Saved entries
— Start —

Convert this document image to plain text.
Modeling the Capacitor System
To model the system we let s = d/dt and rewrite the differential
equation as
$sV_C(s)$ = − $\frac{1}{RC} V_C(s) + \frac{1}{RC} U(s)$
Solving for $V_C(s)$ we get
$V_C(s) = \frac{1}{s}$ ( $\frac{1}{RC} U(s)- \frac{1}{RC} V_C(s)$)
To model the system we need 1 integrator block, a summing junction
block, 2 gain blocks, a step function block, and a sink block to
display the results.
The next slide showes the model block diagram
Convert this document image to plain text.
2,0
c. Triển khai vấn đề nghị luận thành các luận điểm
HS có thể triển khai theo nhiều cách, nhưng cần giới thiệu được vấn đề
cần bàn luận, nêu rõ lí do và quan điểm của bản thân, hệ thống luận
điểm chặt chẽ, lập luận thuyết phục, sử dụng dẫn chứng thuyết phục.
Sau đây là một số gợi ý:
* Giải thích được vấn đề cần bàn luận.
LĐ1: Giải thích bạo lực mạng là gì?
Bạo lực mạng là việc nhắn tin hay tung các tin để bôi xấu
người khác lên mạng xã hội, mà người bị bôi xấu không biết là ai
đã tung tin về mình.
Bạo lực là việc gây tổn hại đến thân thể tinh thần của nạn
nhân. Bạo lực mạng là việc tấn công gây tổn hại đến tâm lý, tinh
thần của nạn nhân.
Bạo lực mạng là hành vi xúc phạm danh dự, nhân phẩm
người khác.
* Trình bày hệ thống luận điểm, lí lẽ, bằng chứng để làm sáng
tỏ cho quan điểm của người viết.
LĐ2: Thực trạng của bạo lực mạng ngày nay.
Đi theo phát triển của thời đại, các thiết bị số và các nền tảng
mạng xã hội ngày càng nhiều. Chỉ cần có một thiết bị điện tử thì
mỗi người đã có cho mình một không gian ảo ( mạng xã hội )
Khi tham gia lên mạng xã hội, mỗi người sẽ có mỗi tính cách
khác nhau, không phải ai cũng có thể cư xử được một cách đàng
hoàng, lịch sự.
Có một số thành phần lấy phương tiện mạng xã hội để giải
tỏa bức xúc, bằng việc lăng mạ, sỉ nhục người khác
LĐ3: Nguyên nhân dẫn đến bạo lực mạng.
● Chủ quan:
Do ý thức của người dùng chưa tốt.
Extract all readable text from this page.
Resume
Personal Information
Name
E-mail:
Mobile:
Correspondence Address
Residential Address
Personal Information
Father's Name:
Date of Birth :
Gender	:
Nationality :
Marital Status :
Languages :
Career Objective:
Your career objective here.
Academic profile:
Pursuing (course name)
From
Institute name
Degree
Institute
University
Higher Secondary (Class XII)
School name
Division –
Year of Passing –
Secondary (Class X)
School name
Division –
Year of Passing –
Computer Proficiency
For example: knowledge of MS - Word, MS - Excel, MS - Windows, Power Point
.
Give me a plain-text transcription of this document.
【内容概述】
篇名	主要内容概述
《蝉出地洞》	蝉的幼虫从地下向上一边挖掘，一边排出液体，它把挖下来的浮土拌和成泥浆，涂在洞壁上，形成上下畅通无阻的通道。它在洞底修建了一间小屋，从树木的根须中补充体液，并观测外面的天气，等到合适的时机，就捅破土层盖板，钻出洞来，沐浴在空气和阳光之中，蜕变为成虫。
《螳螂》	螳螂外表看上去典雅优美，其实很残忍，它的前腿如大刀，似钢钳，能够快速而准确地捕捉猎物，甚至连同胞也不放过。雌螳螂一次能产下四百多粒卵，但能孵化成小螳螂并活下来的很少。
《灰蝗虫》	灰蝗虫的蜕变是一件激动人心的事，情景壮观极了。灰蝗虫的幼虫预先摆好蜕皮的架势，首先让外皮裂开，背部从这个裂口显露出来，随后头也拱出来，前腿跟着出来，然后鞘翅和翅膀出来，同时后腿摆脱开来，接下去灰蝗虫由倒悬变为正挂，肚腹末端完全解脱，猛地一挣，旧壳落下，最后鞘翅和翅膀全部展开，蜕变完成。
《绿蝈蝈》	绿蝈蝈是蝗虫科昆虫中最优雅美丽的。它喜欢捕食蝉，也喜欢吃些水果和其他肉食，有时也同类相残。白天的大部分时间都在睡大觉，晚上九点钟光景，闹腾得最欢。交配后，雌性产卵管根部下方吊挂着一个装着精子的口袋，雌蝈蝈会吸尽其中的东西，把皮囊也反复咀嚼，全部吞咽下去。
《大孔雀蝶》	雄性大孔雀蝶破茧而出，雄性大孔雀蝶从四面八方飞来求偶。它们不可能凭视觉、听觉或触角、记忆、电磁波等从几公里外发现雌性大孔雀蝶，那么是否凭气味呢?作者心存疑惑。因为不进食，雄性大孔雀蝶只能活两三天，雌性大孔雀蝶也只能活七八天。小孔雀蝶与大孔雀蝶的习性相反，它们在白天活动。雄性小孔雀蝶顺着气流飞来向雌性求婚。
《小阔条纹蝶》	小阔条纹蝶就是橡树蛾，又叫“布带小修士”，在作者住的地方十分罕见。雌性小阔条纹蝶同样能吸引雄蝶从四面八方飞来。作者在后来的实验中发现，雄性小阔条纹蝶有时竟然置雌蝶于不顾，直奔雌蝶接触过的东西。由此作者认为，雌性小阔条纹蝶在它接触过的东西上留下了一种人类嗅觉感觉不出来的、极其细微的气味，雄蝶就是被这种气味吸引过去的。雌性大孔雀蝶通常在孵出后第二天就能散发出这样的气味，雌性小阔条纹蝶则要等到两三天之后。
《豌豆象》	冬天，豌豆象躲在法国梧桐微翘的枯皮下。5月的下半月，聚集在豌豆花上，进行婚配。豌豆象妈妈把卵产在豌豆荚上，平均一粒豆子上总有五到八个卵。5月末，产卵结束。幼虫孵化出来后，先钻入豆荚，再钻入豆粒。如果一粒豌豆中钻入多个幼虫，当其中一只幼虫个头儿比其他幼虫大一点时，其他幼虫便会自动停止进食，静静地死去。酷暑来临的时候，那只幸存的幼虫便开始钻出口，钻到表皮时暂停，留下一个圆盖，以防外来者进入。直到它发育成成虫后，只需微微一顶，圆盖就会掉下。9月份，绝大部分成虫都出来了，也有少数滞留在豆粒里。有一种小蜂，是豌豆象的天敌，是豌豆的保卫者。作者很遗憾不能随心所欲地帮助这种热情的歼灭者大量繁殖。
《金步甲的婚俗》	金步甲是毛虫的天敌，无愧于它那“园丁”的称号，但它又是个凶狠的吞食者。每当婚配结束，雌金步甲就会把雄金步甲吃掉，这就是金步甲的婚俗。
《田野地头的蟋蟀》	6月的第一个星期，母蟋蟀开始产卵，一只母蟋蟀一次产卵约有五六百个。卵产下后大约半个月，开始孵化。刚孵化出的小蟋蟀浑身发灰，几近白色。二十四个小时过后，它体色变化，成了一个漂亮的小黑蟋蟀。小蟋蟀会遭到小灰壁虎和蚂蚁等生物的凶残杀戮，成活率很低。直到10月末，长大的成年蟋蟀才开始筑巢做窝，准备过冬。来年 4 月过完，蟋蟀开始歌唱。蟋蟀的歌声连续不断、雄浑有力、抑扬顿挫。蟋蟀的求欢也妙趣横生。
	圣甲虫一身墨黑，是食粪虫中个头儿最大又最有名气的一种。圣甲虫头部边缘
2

— End —

Aim of the exercise
Everything from the line containing "Give me a plain-text" to the last line of the entries above should be quoted exactly, and only that.

Solution
Give me a plain-text transcription of this document.
【内容概述】
篇名	主要内容概述
《蝉出地洞》	蝉的幼虫从地下向上一边挖掘，一边排出液体，它把挖下来的浮土拌和成泥浆，涂在洞壁上，形成上下畅通无阻的通道。它在洞底修建了一间小屋，从树木的根须中补充体液，并观测外面的天气，等到合适的时机，就捅破土层盖板，钻出洞来，沐浴在空气和阳光之中，蜕变为成虫。
《螳螂》	螳螂外表看上去典雅优美，其实很残忍，它的前腿如大刀，似钢钳，能够快速而准确地捕捉猎物，甚至连同胞也不放过。雌螳螂一次能产下四百多粒卵，但能孵化成小螳螂并活下来的很少。
《灰蝗虫》	灰蝗虫的蜕变是一件激动人心的事，情景壮观极了。灰蝗虫的幼虫预先摆好蜕皮的架势，首先让外皮裂开，背部从这个裂口显露出来，随后头也拱出来，前腿跟着出来，然后鞘翅和翅膀出来，同时后腿摆脱开来，接下去灰蝗虫由倒悬变为正挂，肚腹末端完全解脱，猛地一挣，旧壳落下，最后鞘翅和翅膀全部展开，蜕变完成。
《绿蝈蝈》	绿蝈蝈是蝗虫科昆虫中最优雅美丽的。它喜欢捕食蝉，也喜欢吃些水果和其他肉食，有时也同类相残。白天的大部分时间都在睡大觉，晚上九点钟光景，闹腾得最欢。交配后，雌性产卵管根部下方吊挂着一个装着精子的口袋，雌蝈蝈会吸尽其中的东西，把皮囊也反复咀嚼，全部吞咽下去。
《大孔雀蝶》	雄性大孔雀蝶破茧而出，雄性大孔雀蝶从四面八方飞来求偶。它们不可能凭视觉、听觉或触角、记忆、电磁波等从几公里外发现雌性大孔雀蝶，那么是否凭气味呢?作者心存疑惑。因为不进食，雄性大孔雀蝶只能活两三天，雌性大孔雀蝶也只能活七八天。小孔雀蝶与大孔雀蝶的习性相反，它们在白天活动。雄性小孔雀蝶顺着气流飞来向雌性求婚。
《小阔条纹蝶》	小阔条纹蝶就是橡树蛾，又叫“布带小修士”，在作者住的地方十分罕见。雌性小阔条纹蝶同样能吸引雄蝶从四面八方飞来。作者在后来的实验中发现，雄性小阔条纹蝶有时竟然置雌蝶于不顾，直奔雌蝶接触过的东西。由此作者认为，雌性小阔条纹蝶在它接触过的东西上留下了一种人类嗅觉感觉不出来的、极其细微的气味，雄蝶就是被这种气味吸引过去的。雌性大孔雀蝶通常在孵出后第二天就能散发出这样的气味，雌性小阔条纹蝶则要等到两三天之后。
《豌豆象》	冬天，豌豆象躲在法国梧桐微翘的枯皮下。5月的下半月，聚集在豌豆花上，进行婚配。豌豆象妈妈把卵产在豌豆荚上，平均一粒豆子上总有五到八个卵。5月末，产卵结束。幼虫孵化出来后，先钻入豆荚，再钻入豆粒。如果一粒豌豆中钻入多个幼虫，当其中一只幼虫个头儿比其他幼虫大一点时，其他幼虫便会自动停止进食，静静地死去。酷暑来临的时候，那只幸存的幼虫便开始钻出口，钻到表皮时暂停，留下一个圆盖，以防外来者进入。直到它发育成成虫后，只需微微一顶，圆盖就会掉下。9月份，绝大部分成虫都出来了，也有少数滞留在豆粒里。有一种小蜂，是豌豆象的天敌，是豌豆的保卫者。作者很遗憾不能随心所欲地帮助这种热情的歼灭者大量繁殖。
《金步甲的婚俗》	金步甲是毛虫的天敌，无愧于它那“园丁”的称号，但它又是个凶狠的吞食者。每当婚配结束，雌金步甲就会把雄金步甲吃掉，这就是金步甲的婚俗。
《田野地头的蟋蟀》	6月的第一个星期，母蟋蟀开始产卵，一只母蟋蟀一次产卵约有五六百个。卵产下后大约半个月，开始孵化。刚孵化出的小蟋蟀浑身发灰，几近白色。二十四个小时过后，它体色变化，成了一个漂亮的小黑蟋蟀。小蟋蟀会遭到小灰壁虎和蚂蚁等生物的凶残杀戮，成活率很低。直到10月末，长大的成年蟋蟀才开始筑巢做窝，准备过冬。来年 4 月过完，蟋蟀开始歌唱。蟋蟀的歌声连续不断、雄浑有力、抑扬顿挫。蟋蟀的求欢也妙趣横生。
	圣甲虫一身墨黑，是食粪虫中个头儿最大又最有名气的一种。圣甲虫头部边缘
2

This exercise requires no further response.